DESCRIPTION OF THE TASK ▸ Extract each line containing the string "test".

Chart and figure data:
'''

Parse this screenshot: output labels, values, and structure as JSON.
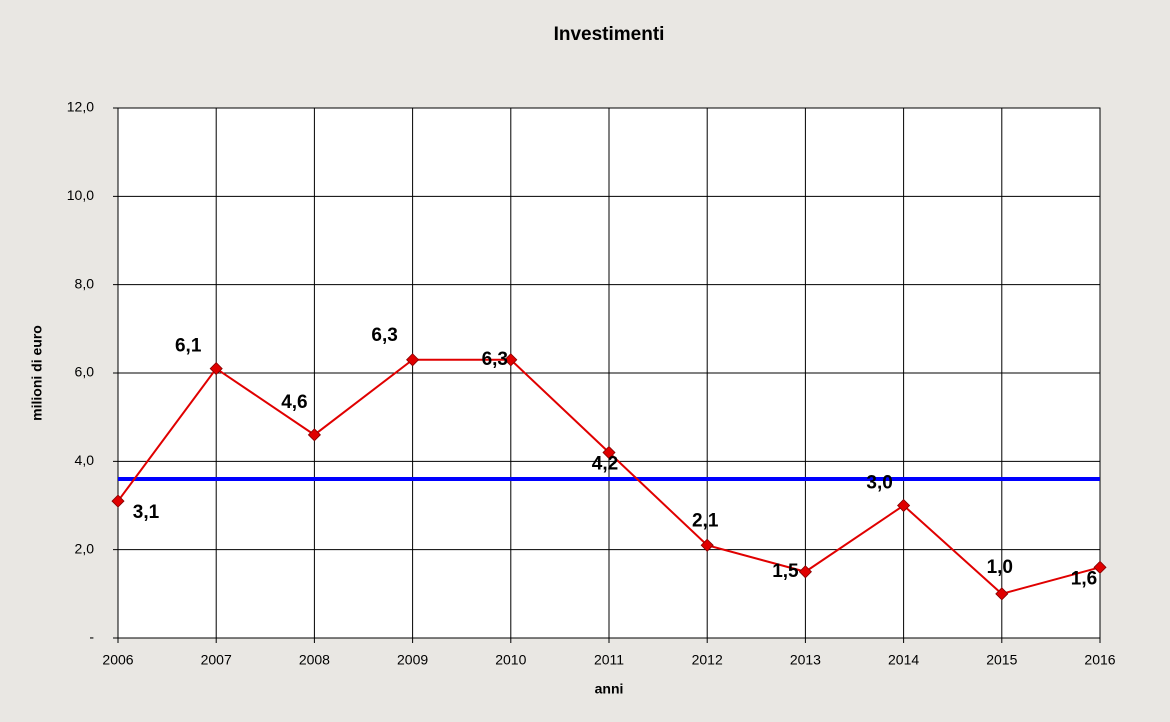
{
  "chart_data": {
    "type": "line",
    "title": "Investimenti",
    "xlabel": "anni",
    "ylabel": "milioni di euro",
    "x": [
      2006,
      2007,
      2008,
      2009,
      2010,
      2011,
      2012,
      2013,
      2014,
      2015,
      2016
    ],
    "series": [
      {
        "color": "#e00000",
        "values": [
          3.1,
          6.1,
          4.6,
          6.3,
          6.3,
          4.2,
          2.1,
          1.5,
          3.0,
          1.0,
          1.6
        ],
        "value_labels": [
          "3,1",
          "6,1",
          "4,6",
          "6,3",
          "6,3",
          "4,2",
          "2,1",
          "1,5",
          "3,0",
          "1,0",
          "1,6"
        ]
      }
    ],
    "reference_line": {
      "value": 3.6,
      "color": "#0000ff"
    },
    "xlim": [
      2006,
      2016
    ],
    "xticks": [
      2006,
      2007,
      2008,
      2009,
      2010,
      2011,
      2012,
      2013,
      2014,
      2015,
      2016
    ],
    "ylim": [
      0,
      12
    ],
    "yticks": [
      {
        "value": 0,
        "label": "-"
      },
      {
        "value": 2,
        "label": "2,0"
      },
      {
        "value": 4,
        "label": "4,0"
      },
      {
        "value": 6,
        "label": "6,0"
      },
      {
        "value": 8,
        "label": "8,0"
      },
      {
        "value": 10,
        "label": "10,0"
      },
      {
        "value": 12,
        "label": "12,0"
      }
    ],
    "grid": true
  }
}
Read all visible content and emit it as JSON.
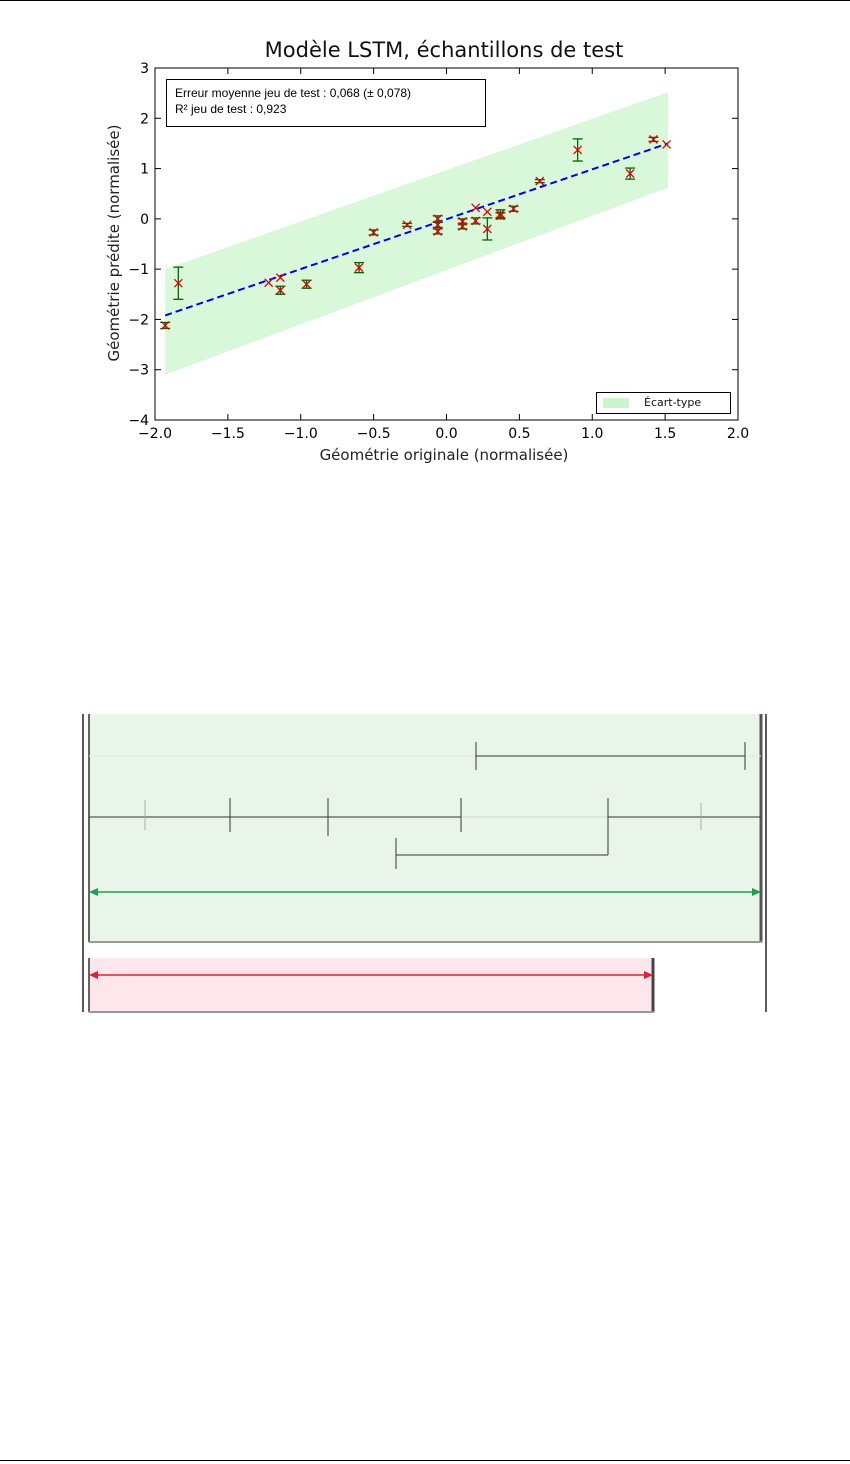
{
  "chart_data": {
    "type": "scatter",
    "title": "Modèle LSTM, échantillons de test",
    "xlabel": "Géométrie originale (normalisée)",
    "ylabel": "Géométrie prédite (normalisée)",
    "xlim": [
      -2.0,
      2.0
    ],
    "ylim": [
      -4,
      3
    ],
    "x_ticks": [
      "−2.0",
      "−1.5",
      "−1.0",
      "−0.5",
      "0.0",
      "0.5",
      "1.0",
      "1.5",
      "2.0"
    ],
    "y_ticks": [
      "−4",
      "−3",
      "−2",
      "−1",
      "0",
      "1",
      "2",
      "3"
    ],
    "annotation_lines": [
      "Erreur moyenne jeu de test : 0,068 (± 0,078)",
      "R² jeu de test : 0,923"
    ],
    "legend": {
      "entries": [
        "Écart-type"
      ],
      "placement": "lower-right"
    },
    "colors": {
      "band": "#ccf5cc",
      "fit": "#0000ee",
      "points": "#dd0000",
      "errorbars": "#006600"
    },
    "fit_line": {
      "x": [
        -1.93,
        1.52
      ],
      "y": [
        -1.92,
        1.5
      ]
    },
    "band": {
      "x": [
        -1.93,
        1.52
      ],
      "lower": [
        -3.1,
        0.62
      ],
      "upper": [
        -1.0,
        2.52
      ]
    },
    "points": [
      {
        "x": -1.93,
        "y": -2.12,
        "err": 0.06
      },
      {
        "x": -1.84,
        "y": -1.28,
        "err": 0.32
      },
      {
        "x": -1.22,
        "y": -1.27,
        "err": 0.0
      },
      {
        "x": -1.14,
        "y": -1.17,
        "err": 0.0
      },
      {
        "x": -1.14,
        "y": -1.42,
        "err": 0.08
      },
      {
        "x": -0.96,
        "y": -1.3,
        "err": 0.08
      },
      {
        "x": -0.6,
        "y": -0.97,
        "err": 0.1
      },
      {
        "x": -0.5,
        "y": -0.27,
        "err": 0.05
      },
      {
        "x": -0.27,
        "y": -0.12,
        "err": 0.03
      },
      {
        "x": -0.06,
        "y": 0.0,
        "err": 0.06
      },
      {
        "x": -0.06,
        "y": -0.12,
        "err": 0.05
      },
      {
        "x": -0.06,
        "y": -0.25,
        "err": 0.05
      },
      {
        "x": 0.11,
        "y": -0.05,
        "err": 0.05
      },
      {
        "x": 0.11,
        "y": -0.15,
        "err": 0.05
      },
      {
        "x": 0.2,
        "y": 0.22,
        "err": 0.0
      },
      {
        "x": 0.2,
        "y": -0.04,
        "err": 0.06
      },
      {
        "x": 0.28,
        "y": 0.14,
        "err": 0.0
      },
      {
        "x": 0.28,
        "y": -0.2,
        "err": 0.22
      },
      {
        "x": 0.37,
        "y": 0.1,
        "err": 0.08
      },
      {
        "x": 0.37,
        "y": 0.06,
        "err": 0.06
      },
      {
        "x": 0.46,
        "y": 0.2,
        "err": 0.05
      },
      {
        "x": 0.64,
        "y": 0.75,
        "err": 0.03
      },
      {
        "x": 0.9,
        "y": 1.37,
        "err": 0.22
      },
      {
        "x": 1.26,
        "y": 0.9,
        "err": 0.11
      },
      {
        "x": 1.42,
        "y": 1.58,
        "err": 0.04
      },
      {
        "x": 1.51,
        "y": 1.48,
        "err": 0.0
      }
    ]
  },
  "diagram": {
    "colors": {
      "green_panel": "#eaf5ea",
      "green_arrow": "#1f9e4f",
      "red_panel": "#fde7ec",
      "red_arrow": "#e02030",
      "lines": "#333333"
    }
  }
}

'''
'''

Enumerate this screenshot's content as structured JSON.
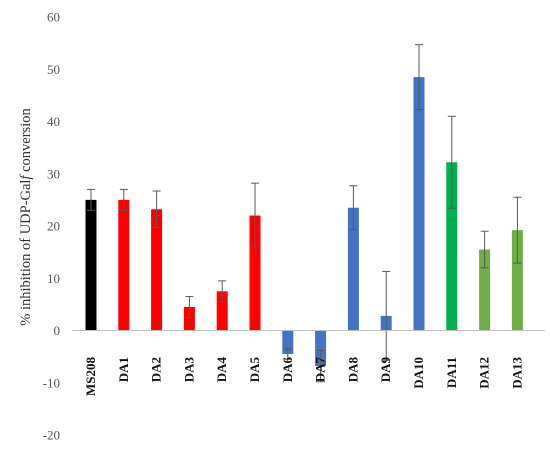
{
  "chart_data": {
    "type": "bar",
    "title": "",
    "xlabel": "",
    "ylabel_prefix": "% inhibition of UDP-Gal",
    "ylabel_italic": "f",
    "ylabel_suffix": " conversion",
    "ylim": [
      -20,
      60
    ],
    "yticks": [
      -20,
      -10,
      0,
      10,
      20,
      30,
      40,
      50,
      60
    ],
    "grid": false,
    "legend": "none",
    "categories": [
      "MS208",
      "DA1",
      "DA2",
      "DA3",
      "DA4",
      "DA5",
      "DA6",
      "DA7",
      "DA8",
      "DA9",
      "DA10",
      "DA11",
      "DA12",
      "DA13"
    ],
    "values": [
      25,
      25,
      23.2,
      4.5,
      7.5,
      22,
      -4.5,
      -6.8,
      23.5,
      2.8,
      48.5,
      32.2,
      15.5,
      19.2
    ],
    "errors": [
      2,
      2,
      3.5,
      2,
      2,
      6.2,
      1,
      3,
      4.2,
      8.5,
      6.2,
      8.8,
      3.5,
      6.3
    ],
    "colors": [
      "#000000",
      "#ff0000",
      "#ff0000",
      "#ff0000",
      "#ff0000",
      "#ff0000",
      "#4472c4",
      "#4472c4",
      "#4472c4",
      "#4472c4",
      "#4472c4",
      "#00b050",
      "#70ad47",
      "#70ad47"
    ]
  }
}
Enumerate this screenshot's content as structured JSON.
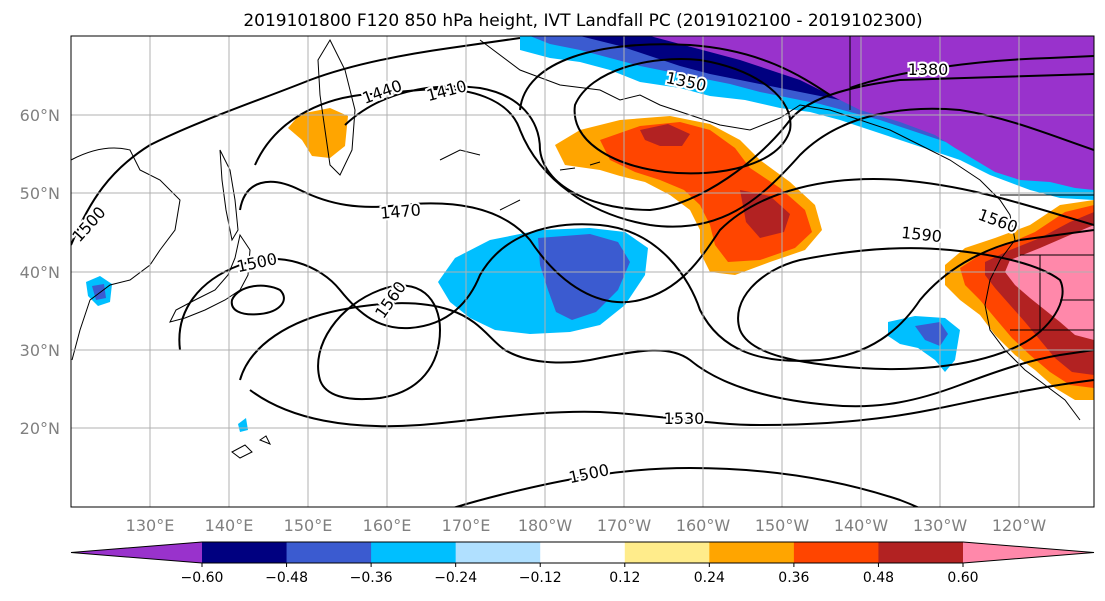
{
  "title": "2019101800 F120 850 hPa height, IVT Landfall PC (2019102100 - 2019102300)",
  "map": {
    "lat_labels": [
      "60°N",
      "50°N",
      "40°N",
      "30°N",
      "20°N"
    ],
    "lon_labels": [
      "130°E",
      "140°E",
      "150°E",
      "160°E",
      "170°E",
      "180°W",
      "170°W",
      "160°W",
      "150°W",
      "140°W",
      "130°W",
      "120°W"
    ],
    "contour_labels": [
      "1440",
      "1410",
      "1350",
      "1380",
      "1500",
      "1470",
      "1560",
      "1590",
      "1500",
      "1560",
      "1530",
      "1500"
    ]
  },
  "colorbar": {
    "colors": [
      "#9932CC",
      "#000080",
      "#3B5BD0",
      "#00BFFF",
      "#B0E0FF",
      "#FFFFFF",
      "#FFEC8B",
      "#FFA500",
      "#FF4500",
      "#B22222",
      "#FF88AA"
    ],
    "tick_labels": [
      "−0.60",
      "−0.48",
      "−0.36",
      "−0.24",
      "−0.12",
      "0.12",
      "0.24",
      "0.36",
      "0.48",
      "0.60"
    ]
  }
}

'''

REPLY TO THE EXERCISE ▸
    "title": "Modèle LSTM, échantillons de test",
      "Erreur moyenne jeu de test : 0,068 (± 0,078)",
      "R² jeu de test : 0,923"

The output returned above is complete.